◆ REQUIRED WORK
In the listing below, pick out lines with "columns".

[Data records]
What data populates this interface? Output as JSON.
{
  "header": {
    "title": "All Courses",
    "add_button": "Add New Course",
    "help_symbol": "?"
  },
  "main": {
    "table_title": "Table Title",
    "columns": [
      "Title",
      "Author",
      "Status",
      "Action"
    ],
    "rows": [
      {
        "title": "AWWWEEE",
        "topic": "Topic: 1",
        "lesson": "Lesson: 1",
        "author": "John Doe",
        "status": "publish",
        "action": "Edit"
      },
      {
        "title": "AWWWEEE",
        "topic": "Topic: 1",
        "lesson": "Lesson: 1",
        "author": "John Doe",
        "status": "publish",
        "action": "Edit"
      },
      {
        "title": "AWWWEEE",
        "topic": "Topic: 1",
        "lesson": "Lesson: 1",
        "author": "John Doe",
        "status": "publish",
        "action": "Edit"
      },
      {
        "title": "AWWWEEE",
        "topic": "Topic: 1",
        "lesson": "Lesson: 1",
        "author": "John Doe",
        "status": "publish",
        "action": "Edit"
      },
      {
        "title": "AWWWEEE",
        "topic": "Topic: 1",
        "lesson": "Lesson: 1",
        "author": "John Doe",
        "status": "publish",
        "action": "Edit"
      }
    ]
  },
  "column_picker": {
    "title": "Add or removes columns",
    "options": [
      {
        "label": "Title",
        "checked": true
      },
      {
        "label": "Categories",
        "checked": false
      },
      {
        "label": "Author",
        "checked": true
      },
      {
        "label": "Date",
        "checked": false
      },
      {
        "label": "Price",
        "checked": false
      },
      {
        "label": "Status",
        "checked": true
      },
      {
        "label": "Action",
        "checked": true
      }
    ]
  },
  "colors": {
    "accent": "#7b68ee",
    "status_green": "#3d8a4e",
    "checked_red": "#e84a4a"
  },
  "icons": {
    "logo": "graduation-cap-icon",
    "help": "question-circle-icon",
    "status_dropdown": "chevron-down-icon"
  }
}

◆ FINISHED ANSWER
    "columns": [
    "title": "Add or removes columns",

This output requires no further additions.